**Problem to solve**.
Find each line containing the string "user" and return it.

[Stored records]
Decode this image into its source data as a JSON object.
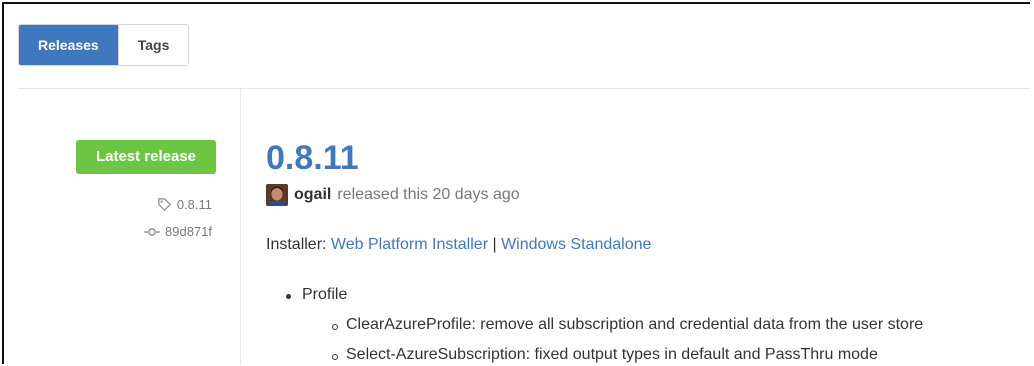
{
  "tabs": [
    {
      "label": "Releases",
      "active": true
    },
    {
      "label": "Tags",
      "active": false
    }
  ],
  "sidebar": {
    "badge": "Latest release",
    "tag": "0.8.11",
    "commit": "89d871f",
    "tag_icon": "tag-icon",
    "commit_icon": "commit-icon"
  },
  "release": {
    "version": "0.8.11",
    "author": "ogail",
    "released_text": "released this 20 days ago",
    "installer_label": "Installer:",
    "links": [
      "Web Platform Installer",
      "Windows Standalone"
    ],
    "separator": "|",
    "items": [
      {
        "label": "Profile",
        "subitems": [
          "ClearAzureProfile: remove all subscription and credential data from the user store",
          "Select-AzureSubscription: fixed output types in default and PassThru mode"
        ]
      }
    ]
  },
  "colors": {
    "accent": "#4078c0",
    "latest_badge": "#6cc644",
    "muted": "#777777"
  }
}
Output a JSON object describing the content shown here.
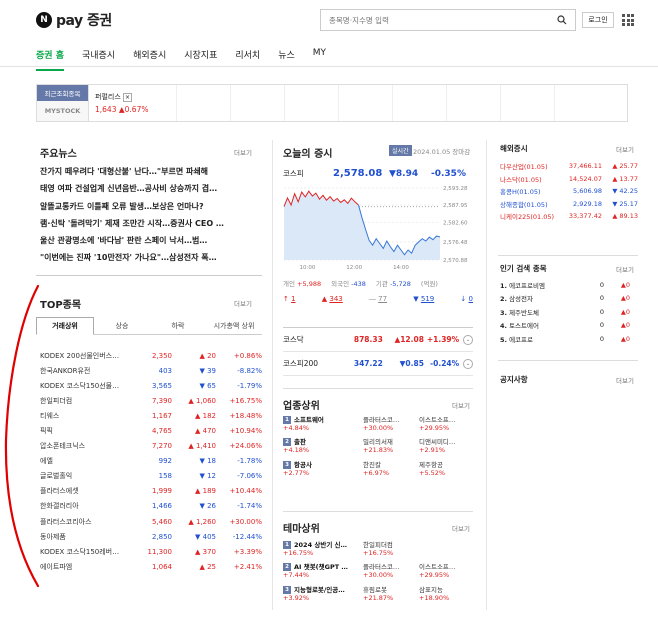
{
  "header": {
    "logo_badge": "N",
    "logo_text": "pay 증권",
    "search_placeholder": "종목명·지수명 입력",
    "login": "로그인"
  },
  "nav": [
    "증권 홈",
    "국내증시",
    "해외증시",
    "시장지표",
    "리서치",
    "뉴스",
    "MY"
  ],
  "recent": {
    "title": "최근조회종목",
    "sub": "MYSTOCK",
    "stock_name": "퍼펄리스",
    "stock_price": "1,643",
    "stock_change": "▲0.67%"
  },
  "news": {
    "title": "주요뉴스",
    "more": "더보기",
    "items": [
      "잔가지 떼우려다 '대형산불' 난다…\"부르면 파쇄해",
      "태영 여파 건설업계 신년음반…공사비 상승까지 겹…",
      "알뜰교통카드 이틀째 오류 발생…보상은 언마나?",
      "램·신탁 '돌려막기' 제재 조만간 시작…증권사 CEO …",
      "울산 관광명소에 '바다남' 판란 스페이 낙서…범…",
      "\"이번에는 진짜 '10만전자' 가나요\"…삼성전자 폭…"
    ]
  },
  "top": {
    "title": "TOP종목",
    "more": "더보기",
    "tabs": [
      "거래상위",
      "상승",
      "하락",
      "시가총액 상위"
    ],
    "rows": [
      {
        "name": "KODEX 200선물인버스…",
        "price": "2,350",
        "change": "▲ 20",
        "rate": "+0.86%",
        "dir": "up"
      },
      {
        "name": "한국ANKOR유전",
        "price": "403",
        "change": "▼ 39",
        "rate": "-8.82%",
        "dir": "down"
      },
      {
        "name": "KODEX 코스닥150선물…",
        "price": "3,565",
        "change": "▼ 65",
        "rate": "-1.79%",
        "dir": "down"
      },
      {
        "name": "한일피더컴",
        "price": "7,390",
        "change": "▲ 1,060",
        "rate": "+16.75%",
        "dir": "up"
      },
      {
        "name": "티웨스",
        "price": "1,167",
        "change": "▲ 182",
        "rate": "+18.48%",
        "dir": "up"
      },
      {
        "name": "픽픽",
        "price": "4,765",
        "change": "▲ 470",
        "rate": "+10.94%",
        "dir": "up"
      },
      {
        "name": "압소폰테크닉스",
        "price": "7,270",
        "change": "▲ 1,410",
        "rate": "+24.06%",
        "dir": "up"
      },
      {
        "name": "에엘",
        "price": "992",
        "change": "▼ 18",
        "rate": "-1.78%",
        "dir": "down"
      },
      {
        "name": "글로벌홀익",
        "price": "158",
        "change": "▼ 12",
        "rate": "-7.06%",
        "dir": "down"
      },
      {
        "name": "플라터스에셋",
        "price": "1,999",
        "change": "▲ 189",
        "rate": "+10.44%",
        "dir": "up"
      },
      {
        "name": "한화갤러리아",
        "price": "1,466",
        "change": "▼ 26",
        "rate": "-1.74%",
        "dir": "down"
      },
      {
        "name": "플라터스코리아스",
        "price": "5,460",
        "change": "▲ 1,260",
        "rate": "+30.00%",
        "dir": "up"
      },
      {
        "name": "동아제품",
        "price": "2,850",
        "change": "▼ 405",
        "rate": "-12.44%",
        "dir": "down"
      },
      {
        "name": "KODEX 코스닥150레버…",
        "price": "11,300",
        "change": "▲ 370",
        "rate": "+3.39%",
        "dir": "up"
      },
      {
        "name": "에이트파엠",
        "price": "1,064",
        "change": "▲ 25",
        "rate": "+2.41%",
        "dir": "up"
      }
    ]
  },
  "market": {
    "title": "오늘의 증시",
    "badge": "실시간",
    "date": "2024.01.05 장마감",
    "kospi_label": "코스피",
    "kospi_value": "2,578.08",
    "kospi_change": "▼8.94",
    "kospi_rate": "-0.35%",
    "y_ticks": [
      "2,593.28",
      "2,587.95",
      "2,582.60",
      "2,576.48",
      "2,570.88"
    ],
    "x_ticks": [
      "10:00",
      "12:00",
      "14:00"
    ],
    "investors": [
      {
        "label": "개인",
        "value": "+5,988",
        "dir": "up"
      },
      {
        "label": "외국인",
        "value": "-438",
        "dir": "down"
      },
      {
        "label": "기관",
        "value": "-5,728",
        "dir": "down"
      },
      {
        "label": "",
        "value": "(억원)",
        "dir": "none"
      }
    ],
    "breadth": [
      {
        "sym": "↑",
        "value": "1",
        "dir": "up"
      },
      {
        "sym": "▲",
        "value": "343",
        "dir": "up"
      },
      {
        "sym": "―",
        "value": "77",
        "dir": "none"
      },
      {
        "sym": "▼",
        "value": "519",
        "dir": "down"
      },
      {
        "sym": "↓",
        "value": "0",
        "dir": "down"
      }
    ],
    "indices": [
      {
        "name": "코스닥",
        "value": "878.33",
        "change": "▲12.08",
        "rate": "+1.39%",
        "dir": "up"
      },
      {
        "name": "코스피200",
        "value": "347.22",
        "change": "▼0.85",
        "rate": "-0.24%",
        "dir": "down"
      }
    ]
  },
  "chart_data": {
    "type": "area",
    "title": "",
    "xlabel": "",
    "ylabel": "",
    "x_ticks": [
      "10:00",
      "12:00",
      "14:00"
    ],
    "y_ticks": [
      2593.28,
      2587.95,
      2582.6,
      2576.48,
      2570.88
    ],
    "ylim": [
      2570.88,
      2593.28
    ],
    "values": [
      2587.5,
      2590.2,
      2588.0,
      2591.5,
      2589.0,
      2592.0,
      2590.5,
      2592.3,
      2590.8,
      2591.7,
      2589.8,
      2591.0,
      2589.5,
      2590.6,
      2589.2,
      2590.0,
      2588.8,
      2589.6,
      2588.5,
      2590.1,
      2589.0,
      2588.0,
      2584.0,
      2580.5,
      2577.0,
      2575.5,
      2577.5,
      2576.0,
      2574.5,
      2576.8,
      2575.0,
      2573.5,
      2575.5,
      2574.0,
      2572.5,
      2574.0,
      2573.0,
      2575.5,
      2576.5,
      2577.5,
      2576.8,
      2578.0,
      2577.2,
      2578.3,
      2578.08
    ]
  },
  "sector": {
    "title": "업종상위",
    "more": "더보기",
    "rows": [
      [
        {
          "rank": "1",
          "name": "소프트웨어",
          "rate": "+4.84%"
        },
        {
          "name": "플라터스코…",
          "rate": "+30.00%"
        },
        {
          "name": "이스트소프…",
          "rate": "+29.95%"
        }
      ],
      [
        {
          "rank": "2",
          "name": "출판",
          "rate": "+4.18%"
        },
        {
          "name": "밀리의서재",
          "rate": "+21.83%"
        },
        {
          "name": "디앤씨미디…",
          "rate": "+2.91%"
        }
      ],
      [
        {
          "rank": "3",
          "name": "항공사",
          "rate": "+2.77%"
        },
        {
          "name": "한진칼",
          "rate": "+6.97%"
        },
        {
          "name": "제주항공",
          "rate": "+5.52%"
        }
      ]
    ]
  },
  "theme": {
    "title": "테마상위",
    "more": "더보기",
    "rows": [
      [
        {
          "rank": "1",
          "name": "2024 상반기 신…",
          "rate": "+16.75%"
        },
        {
          "name": "한일피더컴",
          "rate": "+16.75%"
        },
        {
          "name": "",
          "rate": ""
        }
      ],
      [
        {
          "rank": "2",
          "name": "AI 챗봇(챗GPT …",
          "rate": "+7.44%"
        },
        {
          "name": "플라터스코…",
          "rate": "+30.00%"
        },
        {
          "name": "이스트소프…",
          "rate": "+29.95%"
        }
      ],
      [
        {
          "rank": "3",
          "name": "지능형로봇/인공…",
          "rate": "+3.92%"
        },
        {
          "name": "휴림로봇",
          "rate": "+21.87%"
        },
        {
          "name": "삼표지능",
          "rate": "+18.90%"
        }
      ]
    ]
  },
  "overseas": {
    "title": "해외증시",
    "more": "더보기",
    "rows": [
      {
        "name": "다우산업(01.05)",
        "value": "37,466.11",
        "change": "▲ 25.77",
        "dir": "up"
      },
      {
        "name": "나스닥(01.05)",
        "value": "14,524.07",
        "change": "▲ 13.77",
        "dir": "up"
      },
      {
        "name": "홍콩H(01.05)",
        "value": "5,606.98",
        "change": "▼ 42.25",
        "dir": "down"
      },
      {
        "name": "상해종합(01.05)",
        "value": "2,929.18",
        "change": "▼ 25.17",
        "dir": "down"
      },
      {
        "name": "니케이225(01.05)",
        "value": "33,377.42",
        "change": "▲ 89.13",
        "dir": "up"
      }
    ]
  },
  "popular": {
    "title": "인기 검색 종목",
    "more": "더보기",
    "rows": [
      {
        "rank": "1.",
        "name": "에코프로비엠",
        "a": "0",
        "b": "▲0"
      },
      {
        "rank": "2.",
        "name": "삼성전자",
        "a": "0",
        "b": "▲0"
      },
      {
        "rank": "3.",
        "name": "제주반도체",
        "a": "0",
        "b": "▲0"
      },
      {
        "rank": "4.",
        "name": "토스트에어",
        "a": "0",
        "b": "▲0"
      },
      {
        "rank": "5.",
        "name": "에코프로",
        "a": "0",
        "b": "▲0"
      }
    ]
  },
  "notice": {
    "title": "공지사항",
    "more": "더보기"
  },
  "colors": {
    "up": "#e02424",
    "down": "#2050d0",
    "accent": "#0aa84a",
    "badge": "#6579a8",
    "annotation": "#e00000"
  }
}
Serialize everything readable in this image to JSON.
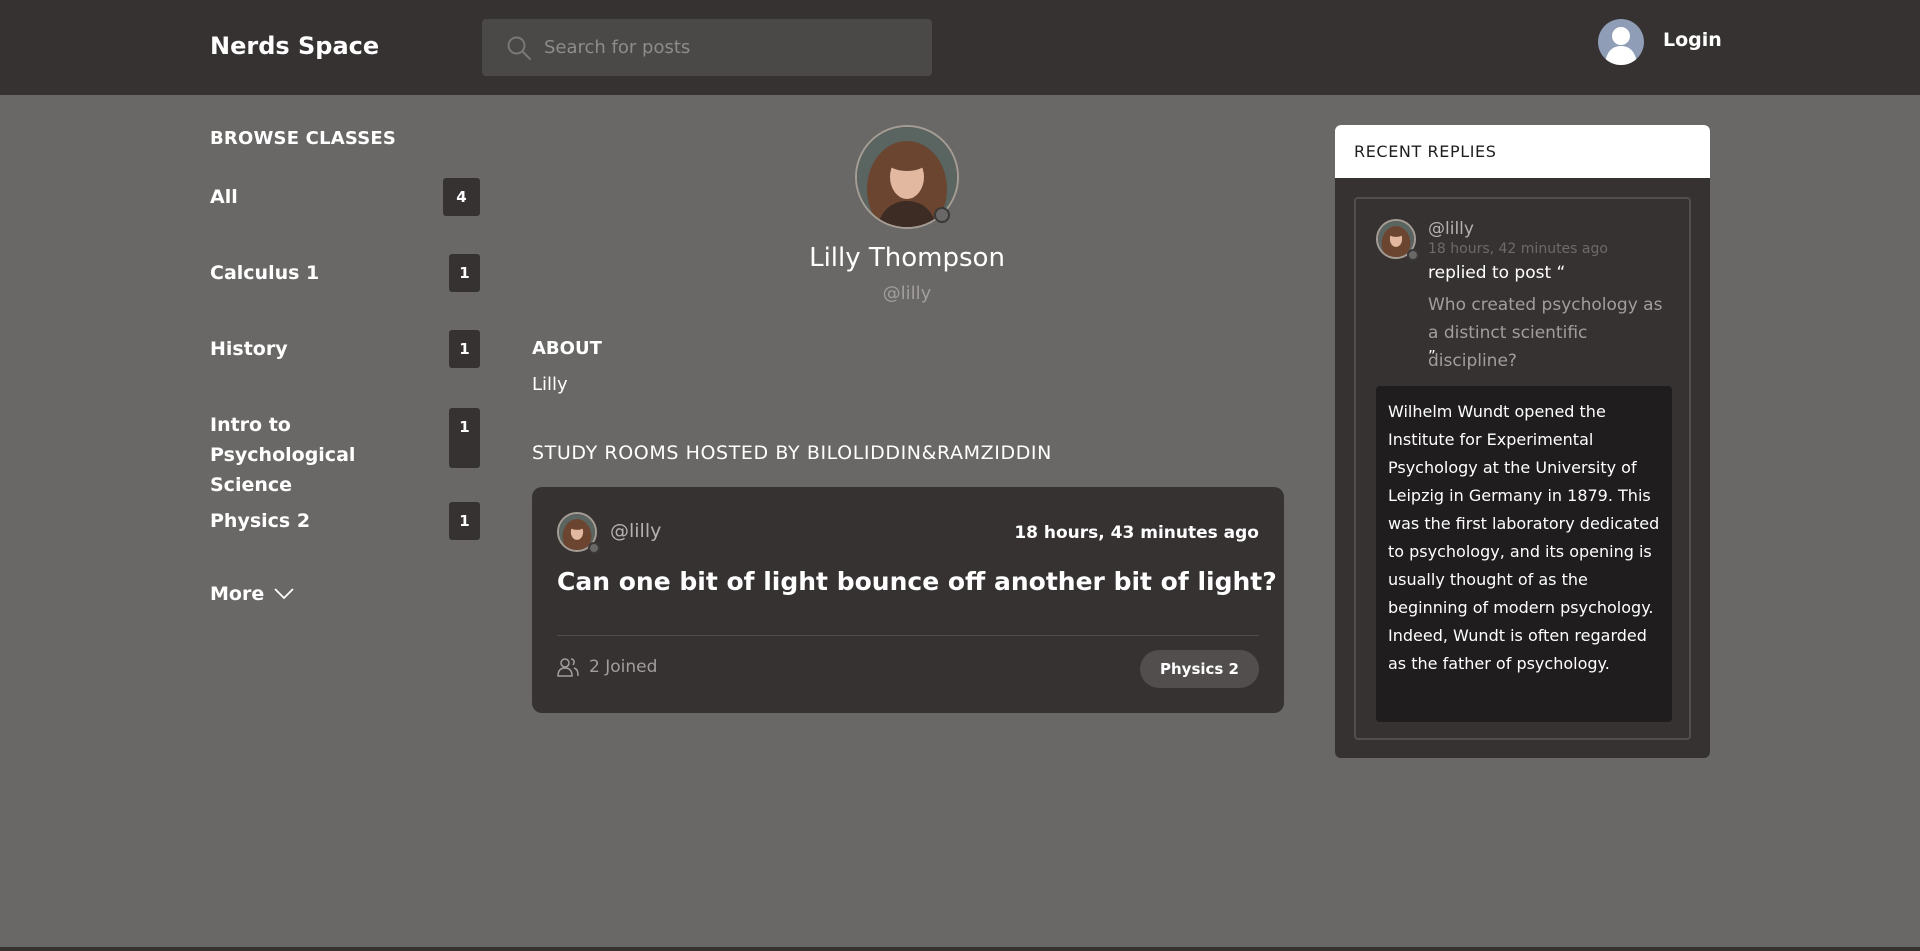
{
  "header": {
    "logo": "Nerds Space",
    "search_placeholder": "Search for posts",
    "login_label": "Login"
  },
  "sidebar": {
    "title": "BROWSE CLASSES",
    "items": [
      {
        "label": "All",
        "count": "4"
      },
      {
        "label": "Calculus 1",
        "count": "1"
      },
      {
        "label": "History",
        "count": "1"
      },
      {
        "label": "Intro to Psychological Science",
        "count": "1"
      },
      {
        "label": "Physics 2",
        "count": "1"
      }
    ],
    "more_label": "More"
  },
  "profile": {
    "name": "Lilly Thompson",
    "handle": "@lilly",
    "about_title": "ABOUT",
    "about_text": "Lilly",
    "rooms_title": "STUDY ROOMS HOSTED BY BILOLIDDIN&RAMZIDDIN"
  },
  "room": {
    "host": "@lilly",
    "time": "18 hours, 43 minutes ago",
    "title": "Can one bit of light bounce off another bit of light?",
    "joined": "2 Joined",
    "tag": "Physics 2"
  },
  "replies": {
    "title": "RECENT REPLIES",
    "user": "@lilly",
    "time": "18 hours, 42 minutes ago",
    "action": "replied to post “",
    "post": "Who created psychology as a distinct scientific discipline?",
    "quote_end": "”",
    "body": "Wilhelm Wundt opened the Institute for Experimental Psychology at the University of Leipzig in Germany in 1879. This was the first laboratory dedicated to psychology, and its opening is usually thought of as the beginning of modern psychology. Indeed, Wundt is often regarded as the father of psychology."
  },
  "colors": {
    "background": "#696866",
    "header": "#363232",
    "card": "#363232",
    "reply_body": "#1f1d1e"
  }
}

**Output of the exercise**.
          "ClearAzureProfile: remove all subscription and credential data from the user store",
    "user": "@lilly",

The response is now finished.